Quote the lines from the line holding "Convert this screenshot" to the very end of the listing, exactly, and no others.

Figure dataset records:
━━━━━━━━━━━━━━━━
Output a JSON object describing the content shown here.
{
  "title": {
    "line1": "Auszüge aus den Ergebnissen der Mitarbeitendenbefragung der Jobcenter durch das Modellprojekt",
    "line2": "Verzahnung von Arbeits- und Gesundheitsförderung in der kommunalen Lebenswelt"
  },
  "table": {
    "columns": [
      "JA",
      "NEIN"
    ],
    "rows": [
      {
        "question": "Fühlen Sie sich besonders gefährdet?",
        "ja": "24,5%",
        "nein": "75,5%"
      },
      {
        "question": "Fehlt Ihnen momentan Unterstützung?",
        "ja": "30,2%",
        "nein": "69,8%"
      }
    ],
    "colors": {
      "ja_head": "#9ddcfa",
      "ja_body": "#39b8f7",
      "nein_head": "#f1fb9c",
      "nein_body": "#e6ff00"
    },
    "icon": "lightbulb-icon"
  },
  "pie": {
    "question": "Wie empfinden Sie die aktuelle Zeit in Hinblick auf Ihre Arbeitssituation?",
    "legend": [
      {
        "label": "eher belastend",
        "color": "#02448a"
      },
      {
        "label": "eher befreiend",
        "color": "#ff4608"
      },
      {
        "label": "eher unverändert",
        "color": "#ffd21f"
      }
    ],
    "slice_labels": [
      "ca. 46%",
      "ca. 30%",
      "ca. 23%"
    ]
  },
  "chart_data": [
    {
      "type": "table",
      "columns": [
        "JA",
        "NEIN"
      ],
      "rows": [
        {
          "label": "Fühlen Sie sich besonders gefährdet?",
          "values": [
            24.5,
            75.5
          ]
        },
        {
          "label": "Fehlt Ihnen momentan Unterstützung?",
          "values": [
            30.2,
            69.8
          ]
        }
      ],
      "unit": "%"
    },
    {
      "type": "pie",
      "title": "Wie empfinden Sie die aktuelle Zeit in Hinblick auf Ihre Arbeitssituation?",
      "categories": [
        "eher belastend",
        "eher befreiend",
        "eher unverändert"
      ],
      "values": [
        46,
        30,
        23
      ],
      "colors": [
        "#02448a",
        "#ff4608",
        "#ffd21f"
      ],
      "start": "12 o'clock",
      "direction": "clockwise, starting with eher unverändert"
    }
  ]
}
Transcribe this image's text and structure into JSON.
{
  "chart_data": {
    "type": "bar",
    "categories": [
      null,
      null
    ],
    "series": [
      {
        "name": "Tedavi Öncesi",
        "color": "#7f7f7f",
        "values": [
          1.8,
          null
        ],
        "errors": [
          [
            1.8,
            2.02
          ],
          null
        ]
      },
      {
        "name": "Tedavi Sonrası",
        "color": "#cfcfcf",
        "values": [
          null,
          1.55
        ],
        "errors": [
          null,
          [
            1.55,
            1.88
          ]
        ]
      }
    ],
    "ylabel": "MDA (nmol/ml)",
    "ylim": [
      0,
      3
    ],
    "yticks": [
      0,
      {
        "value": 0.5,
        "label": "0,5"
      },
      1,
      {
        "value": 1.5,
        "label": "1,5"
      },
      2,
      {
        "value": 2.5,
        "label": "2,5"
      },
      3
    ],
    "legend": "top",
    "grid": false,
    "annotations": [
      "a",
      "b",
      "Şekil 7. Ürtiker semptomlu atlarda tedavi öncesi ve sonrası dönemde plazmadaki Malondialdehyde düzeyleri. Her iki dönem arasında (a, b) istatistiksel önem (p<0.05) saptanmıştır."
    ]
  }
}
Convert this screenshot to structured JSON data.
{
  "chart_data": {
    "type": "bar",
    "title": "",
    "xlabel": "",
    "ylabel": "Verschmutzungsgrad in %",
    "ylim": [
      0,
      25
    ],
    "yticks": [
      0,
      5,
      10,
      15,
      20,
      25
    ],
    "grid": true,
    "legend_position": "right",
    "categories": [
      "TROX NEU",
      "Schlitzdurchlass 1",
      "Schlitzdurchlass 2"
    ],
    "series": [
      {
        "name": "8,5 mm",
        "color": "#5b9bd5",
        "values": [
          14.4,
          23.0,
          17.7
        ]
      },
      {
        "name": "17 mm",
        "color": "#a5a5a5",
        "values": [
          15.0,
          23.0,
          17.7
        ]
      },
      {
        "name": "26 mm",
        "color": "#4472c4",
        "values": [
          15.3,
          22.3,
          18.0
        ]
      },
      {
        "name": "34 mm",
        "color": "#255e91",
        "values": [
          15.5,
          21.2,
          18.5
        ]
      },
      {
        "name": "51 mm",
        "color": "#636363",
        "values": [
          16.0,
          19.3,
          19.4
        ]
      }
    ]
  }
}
━━━━━━━━━━━━━━━━
Correct result:
Convert this screenshot to structured JSON data.
{
  "chart_data": {
    "type": "bar",
    "title": "",
    "xlabel": "",
    "ylabel": "Verschmutzungsgrad in %",
    "ylim": [
      0,
      25
    ],
    "yticks": [
      0,
      5,
      10,
      15,
      20,
      25
    ],
    "grid": true,
    "legend_position": "right",
    "categories": [
      "TROX NEU",
      "Schlitzdurchlass 1",
      "Schlitzdurchlass 2"
    ],
    "series": [
      {
        "name": "8,5 mm",
        "color": "#5b9bd5",
        "values": [
          14.4,
          23.0,
          17.7
        ]
      },
      {
        "name": "17 mm",
        "color": "#a5a5a5",
        "values": [
          15.0,
          23.0,
          17.7
        ]
      },
      {
        "name": "26 mm",
        "color": "#4472c4",
        "values": [
          15.3,
          22.3,
          18.0
        ]
      },
      {
        "name": "34 mm",
        "color": "#255e91",
        "values": [
          15.5,
          21.2,
          18.5
        ]
      },
      {
        "name": "51 mm",
        "color": "#636363",
        "values": [
          16.0,
          19.3,
          19.4
        ]
      }
    ]
  }
}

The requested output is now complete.